* **DATASET RECORDS**:
==================================================

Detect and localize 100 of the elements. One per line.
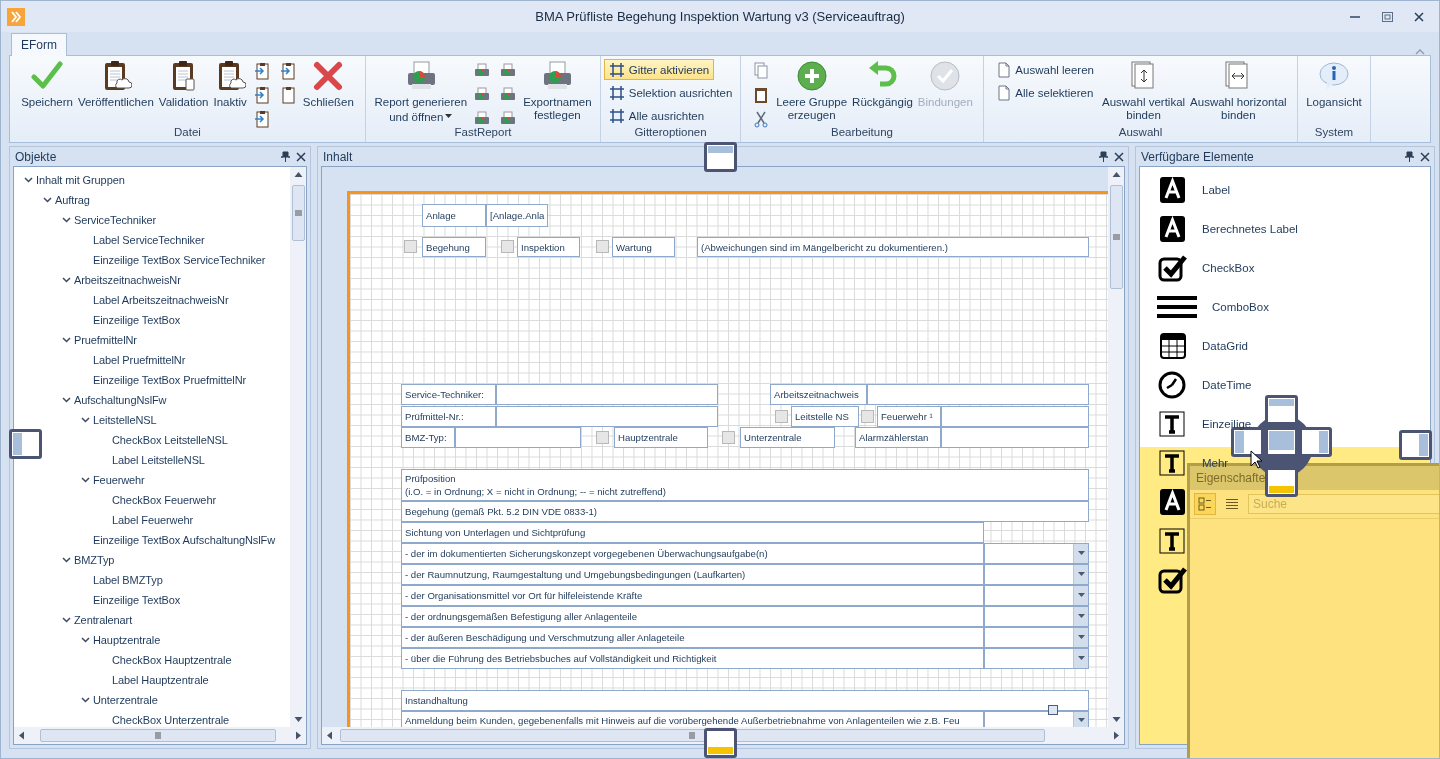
form-checkbox[interactable] — [775, 410, 788, 423]
pin-icon[interactable] — [1099, 151, 1108, 162]
scroll-thumb[interactable] — [291, 185, 305, 241]
tree-item[interactable]: Label Feuerwehr — [112, 514, 194, 526]
element-item[interactable]: ComboBox — [1212, 300, 1269, 313]
form-checkbox[interactable] — [404, 240, 417, 253]
element-item[interactable]: Label — [1202, 183, 1231, 196]
ribbon-button[interactable]: Validation — [156, 58, 211, 111]
categorized-button[interactable] — [1194, 493, 1216, 515]
chevron-icon[interactable] — [62, 217, 71, 223]
tree-item[interactable]: Unterzentrale — [93, 694, 158, 706]
scissors-icon[interactable] — [753, 110, 770, 128]
form-label[interactable]: Prüfmittel-Nr.: — [401, 406, 496, 427]
ribbon-small-button[interactable]: Gitter aktivieren — [603, 59, 715, 80]
tree-item[interactable]: CheckBox LeitstelleNSL — [112, 434, 228, 446]
chevron-icon[interactable] — [81, 417, 90, 423]
tree-item[interactable]: BMZTyp — [74, 554, 115, 566]
scroll-thumb[interactable] — [340, 729, 1045, 742]
form-label[interactable]: Alarmzählerstan — [855, 427, 941, 448]
tree-item[interactable]: Label BMZTyp — [93, 574, 163, 586]
ribbon-button[interactable]: Inaktiv — [211, 58, 249, 111]
tree-item[interactable]: Einzeilige TextBox — [93, 594, 181, 606]
form-label[interactable]: - der Organisationsmittel vor Ort für hilfeleistende Kräfte — [401, 585, 984, 606]
tree-item[interactable]: ArbeitszeitnachweisNr — [74, 274, 181, 286]
form-label[interactable]: Begehung — [422, 237, 486, 257]
form-label[interactable]: Arbeitszeitnachweis — [770, 384, 867, 405]
chevron-icon[interactable] — [62, 557, 71, 563]
tree-item[interactable]: Label Hauptzentrale — [112, 674, 209, 686]
chevron-icon[interactable] — [62, 277, 71, 283]
element-item[interactable]: DataGrid — [1202, 339, 1249, 352]
ribbon-button[interactable]: Exportnamen festlegen — [521, 58, 594, 124]
ribbon-button[interactable]: Speichern — [19, 58, 75, 111]
form-field[interactable] — [496, 384, 718, 405]
ribbon-button[interactable]: Auswahl vertikal binden — [1100, 58, 1188, 124]
scroll-thumb[interactable] — [40, 729, 276, 742]
tree-item[interactable]: Einzeilige TextBox AufschaltungNslFw — [93, 534, 276, 546]
dock-target[interactable] — [1299, 427, 1332, 457]
ribbon-small-button[interactable]: Alle selektieren — [992, 82, 1099, 103]
form-label[interactable]: BMZ-Typ: — [401, 427, 455, 448]
form-checkbox[interactable] — [722, 431, 735, 444]
ribbon-button[interactable]: Veröffentlichen — [75, 58, 156, 111]
tree-item[interactable]: Zentralenart — [74, 614, 133, 626]
form-field[interactable] — [496, 406, 718, 427]
form-checkbox[interactable] — [596, 431, 609, 444]
form-label[interactable]: Begehung (gemäß Pkt. 5.2 DIN VDE 0833-1) — [401, 501, 1089, 522]
form-field[interactable] — [941, 406, 1089, 427]
dock-target[interactable] — [1265, 467, 1298, 497]
close-icon[interactable] — [1420, 151, 1430, 162]
tree-item[interactable]: Auftrag — [55, 194, 90, 206]
form-field[interactable] — [455, 427, 581, 448]
scroll-thumb[interactable] — [1109, 185, 1123, 289]
close-icon[interactable] — [1414, 11, 1424, 22]
tree-item[interactable]: LeitstelleNSL — [93, 414, 157, 426]
form-label[interactable]: Prüfposition (i.O. = in Ordnung; X = nicht in Ordnung; -- = nicht zutreffend) — [401, 469, 1089, 501]
form-label[interactable]: - der äußeren Beschädigung und Verschmutzung aller Anlageteile — [401, 627, 984, 648]
form-checkbox[interactable] — [596, 240, 609, 253]
form-label[interactable]: Anlage — [422, 204, 486, 227]
form-checkbox[interactable] — [861, 410, 874, 423]
dock-target[interactable] — [704, 728, 737, 758]
pin-icon[interactable] — [1405, 151, 1414, 162]
form-label[interactable]: Unterzentrale — [740, 427, 835, 448]
form-field[interactable]: [Anlage.Anla — [486, 204, 548, 227]
dock-target[interactable] — [9, 429, 42, 459]
dock-target[interactable] — [1265, 395, 1298, 425]
form-field[interactable] — [941, 427, 1089, 448]
tree-item[interactable]: AufschaltungNslFw — [74, 394, 167, 406]
form-label[interactable]: Hauptzentrale — [614, 427, 708, 448]
ribbon-small-button[interactable]: Alle ausrichten — [603, 105, 710, 126]
tree-item[interactable]: Inhalt mit Gruppen — [36, 174, 125, 186]
tree-item[interactable]: Label ServiceTechniker — [93, 234, 205, 246]
dock-target[interactable] — [1265, 427, 1298, 457]
paste-icon[interactable] — [753, 86, 770, 104]
form-label[interactable]: - über die Führung des Betriebsbuches auf Vollständigkeit und Richtigkeit — [401, 648, 984, 669]
tree-item[interactable]: Label LeitstelleNSL — [112, 454, 205, 466]
chevron-icon[interactable] — [62, 397, 71, 403]
form-label[interactable]: Wartung — [612, 237, 675, 257]
form-label[interactable]: Leitstelle NS — [791, 406, 859, 427]
ribbon-button[interactable]: Rückgängig — [850, 58, 915, 111]
tree-item[interactable]: Einzeilige TextBox PruefmittelNr — [93, 374, 247, 386]
chevron-icon[interactable] — [81, 637, 90, 643]
tree-item[interactable]: Einzeilige TextBox ServiceTechniker — [93, 254, 266, 266]
form-label[interactable]: Anmeldung beim Kunden, gegebenenfalls mit Hinweis auf die vorübergehende Außerbetriebnahme von Anlagenteilen wie z.B. Feu — [401, 711, 984, 727]
chevron-icon[interactable] — [43, 197, 52, 203]
horizontal-scrollbar[interactable] — [322, 727, 1124, 744]
form-label[interactable]: Service-Techniker: — [401, 384, 496, 405]
close-icon[interactable] — [296, 151, 306, 162]
vertical-scrollbar[interactable] — [1108, 167, 1124, 727]
pin-icon[interactable] — [281, 151, 290, 162]
form-label[interactable]: Feuerwehr ¹ — [877, 406, 941, 427]
tree-item[interactable]: CheckBox Feuerwehr — [112, 494, 216, 506]
ribbon-small-button[interactable]: Selektion ausrichten — [603, 82, 738, 103]
form-label[interactable]: Instandhaltung — [401, 690, 1089, 711]
dock-target[interactable] — [704, 142, 737, 172]
chevron-icon[interactable] — [81, 697, 90, 703]
element-item[interactable]: Berechnetes Label — [1202, 222, 1298, 235]
tree-item[interactable]: CheckBox Unterzentrale — [112, 714, 230, 726]
tree-item[interactable]: Label PruefmittelNr — [93, 354, 186, 366]
ribbon-button[interactable]: Report generieren und öffnen — [372, 58, 470, 126]
tree-item[interactable]: Hauptzentrale — [93, 634, 161, 646]
clipboard-icon[interactable] — [279, 86, 296, 104]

==================================================

Put the lines of each row above into a JSON list of strings, with one string per line, blank lines skipped, and the pictures left out.

* **FINAL RESULT**:
[
  "Detect and localize 100 of the elements. One per line.",
  "form-checkbox[interactable] — [775, 410, 788, 423]",
  "pin-icon[interactable] — [1099, 151, 1108, 162]",
  "scroll-thumb[interactable] — [291, 185, 305, 241]",
  "tree-item[interactable]: Label Feuerwehr — [112, 514, 194, 526]",
  "element-item[interactable]: ComboBox — [1212, 300, 1269, 313]",
  "form-checkbox[interactable] — [404, 240, 417, 253]",
  "element-item[interactable]: Label — [1202, 183, 1231, 196]",
  "ribbon-button[interactable]: Validation — [156, 58, 211, 111]",
  "categorized-button[interactable] — [1194, 493, 1216, 515]",
  "chevron-icon[interactable] — [62, 217, 71, 223]",
  "tree-item[interactable]: Unterzentrale — [93, 694, 158, 706]",
  "scissors-icon[interactable] — [753, 110, 770, 128]",
  "form-label[interactable]: Prüfmittel-Nr.: — [401, 406, 496, 427]",
  "ribbon-small-button[interactable]: Gitter aktivieren — [603, 59, 715, 80]",
  "tree-item[interactable]: CheckBox LeitstelleNSL — [112, 434, 228, 446]",
  "chevron-icon[interactable] — [81, 417, 90, 423]",
  "tree-item[interactable]: BMZTyp — [74, 554, 115, 566]",
  "scroll-thumb[interactable] — [340, 729, 1045, 742]",
  "form-label[interactable]: Alarmzählerstan — [855, 427, 941, 448]",
  "tree-item[interactable]: Label BMZTyp — [93, 574, 163, 586]",
  "ribbon-button[interactable]: Inaktiv — [211, 58, 249, 111]",
  "tree-item[interactable]: Einzeilige TextBox — [93, 594, 181, 606]",
  "form-label[interactable]: - der Organisationsmittel vor Ort für hilfeleistende Kräfte — [401, 585, 984, 606]",
  "tree-item[interactable]: ArbeitszeitnachweisNr — [74, 274, 181, 286]",
  "form-label[interactable]: Begehung — [422, 237, 486, 257]",
  "form-label[interactable]: Arbeitszeitnachweis — [770, 384, 867, 405]",
  "chevron-icon[interactable] — [62, 557, 71, 563]",
  "tree-item[interactable]: Label Hauptzentrale — [112, 674, 209, 686]",
  "chevron-icon[interactable] — [62, 277, 71, 283]",
  "element-item[interactable]: DataGrid — [1202, 339, 1249, 352]",
  "ribbon-button[interactable]: Exportnamen festlegen — [521, 58, 594, 124]",
  "ribbon-button[interactable]: Speichern — [19, 58, 75, 111]",
  "form-field[interactable] — [496, 384, 718, 405]",
  "ribbon-button[interactable]: Auswahl vertikal binden — [1100, 58, 1188, 124]",
  "scroll-thumb[interactable] — [40, 729, 276, 742]",
  "tree-item[interactable]: Einzeilige TextBox AufschaltungNslFw — [93, 534, 276, 546]",
  "dock-target[interactable] — [1299, 427, 1332, 457]",
  "ribbon-small-button[interactable]: Alle selektieren — [992, 82, 1099, 103]",
  "form-label[interactable]: BMZ-Typ: — [401, 427, 455, 448]",
  "form-checkbox[interactable] — [722, 431, 735, 444]",
  "ribbon-button[interactable]: Veröffentlichen — [75, 58, 156, 111]",
  "tree-item[interactable]: Zentralenart — [74, 614, 133, 626]",
  "form-field[interactable] — [496, 406, 718, 427]",
  "form-checkbox[interactable] — [596, 431, 609, 444]",
  "form-label[interactable]: Begehung (gemäß Pkt. 5.2 DIN VDE 0833-1) — [401, 501, 1089, 522]",
  "form-field[interactable] — [941, 406, 1089, 427]",
  "dock-target[interactable] — [1265, 467, 1298, 497]",
  "close-icon[interactable] — [1420, 151, 1430, 162]",
  "tree-item[interactable]: Auftrag — [55, 194, 90, 206]",
  "form-field[interactable] — [455, 427, 581, 448]",
  "scroll-thumb[interactable] — [1109, 185, 1123, 289]",
  "close-icon[interactable] — [1414, 11, 1424, 22]",
  "tree-item[interactable]: LeitstelleNSL — [93, 414, 157, 426]",
  "form-label[interactable]: Prüfposition (i.O. = in Ordnung; X = nicht in Ordnung; -- = nicht zutreffend) — [401, 469, 1089, 501]",
  "form-label[interactable]: - der äußeren Beschädigung und Verschmutzung aller Anlageteile — [401, 627, 984, 648]",
  "form-checkbox[interactable] — [596, 240, 609, 253]",
  "form-label[interactable]: Anlage — [422, 204, 486, 227]",
  "form-checkbox[interactable] — [861, 410, 874, 423]",
  "dock-target[interactable] — [704, 728, 737, 758]",
  "pin-icon[interactable] — [1405, 151, 1414, 162]",
  "form-label[interactable]: Unterzentrale — [740, 427, 835, 448]",
  "form-field[interactable]: [Anlage.Anla — [486, 204, 548, 227]",
  "dock-target[interactable] — [9, 429, 42, 459]",
  "dock-target[interactable] — [1265, 395, 1298, 425]",
  "form-field[interactable] — [941, 427, 1089, 448]",
  "tree-item[interactable]: AufschaltungNslFw — [74, 394, 167, 406]",
  "form-label[interactable]: Hauptzentrale — [614, 427, 708, 448]",
  "ribbon-small-button[interactable]: Alle ausrichten — [603, 105, 710, 126]",
  "tree-item[interactable]: Inhalt mit Gruppen — [36, 174, 125, 186]",
  "tree-item[interactable]: Label ServiceTechniker — [93, 234, 205, 246]",
  "dock-target[interactable] — [1265, 427, 1298, 457]",
  "paste-icon[interactable] — [753, 86, 770, 104]",
  "form-label[interactable]: - über die Führung des Betriebsbuches auf Vollständigkeit und Richtigkeit — [401, 648, 984, 669]",
  "tree-item[interactable]: Label LeitstelleNSL — [112, 454, 205, 466]",
  "chevron-icon[interactable] — [62, 397, 71, 403]",
  "form-label[interactable]: Wartung — [612, 237, 675, 257]",
  "form-label[interactable]: Leitstelle NS — [791, 406, 859, 427]",
  "ribbon-button[interactable]: Rückgängig — [850, 58, 915, 111]",
  "tree-item[interactable]: Einzeilige TextBox PruefmittelNr — [93, 374, 247, 386]",
  "chevron-icon[interactable] — [81, 637, 90, 643]",
  "tree-item[interactable]: Einzeilige TextBox ServiceTechniker — [93, 254, 266, 266]",
  "form-label[interactable]: Anmeldung beim Kunden, gegebenenfalls mit Hinweis auf die vorübergehende Außerbetriebnahme von Anlagenteilen wie z.B. Feu — [401, 711, 984, 727]",
  "chevron-icon[interactable] — [43, 197, 52, 203]",
  "horizontal-scrollbar[interactable] — [322, 727, 1124, 744]",
  "form-label[interactable]: Service-Techniker: — [401, 384, 496, 405]",
  "close-icon[interactable] — [296, 151, 306, 162]",
  "vertical-scrollbar[interactable] — [1108, 167, 1124, 727]",
  "pin-icon[interactable] — [281, 151, 290, 162]",
  "form-label[interactable]: Feuerwehr ¹ — [877, 406, 941, 427]",
  "tree-item[interactable]: CheckBox Feuerwehr — [112, 494, 216, 506]",
  "ribbon-small-button[interactable]: Selektion ausrichten — [603, 82, 738, 103]",
  "form-label[interactable]: Instandhaltung — [401, 690, 1089, 711]",
  "dock-target[interactable] — [704, 142, 737, 172]",
  "chevron-icon[interactable] — [81, 697, 90, 703]",
  "element-item[interactable]: Berechnetes Label — [1202, 222, 1298, 235]",
  "tree-item[interactable]: CheckBox Unterzentrale — [112, 714, 230, 726]",
  "tree-item[interactable]: Label PruefmittelNr — [93, 354, 186, 366]",
  "ribbon-button[interactable]: Report generieren und öffnen — [372, 58, 470, 126]",
  "tree-item[interactable]: Hauptzentrale — [93, 634, 161, 646]",
  "clipboard-icon[interactable] — [279, 86, 296, 104]"
]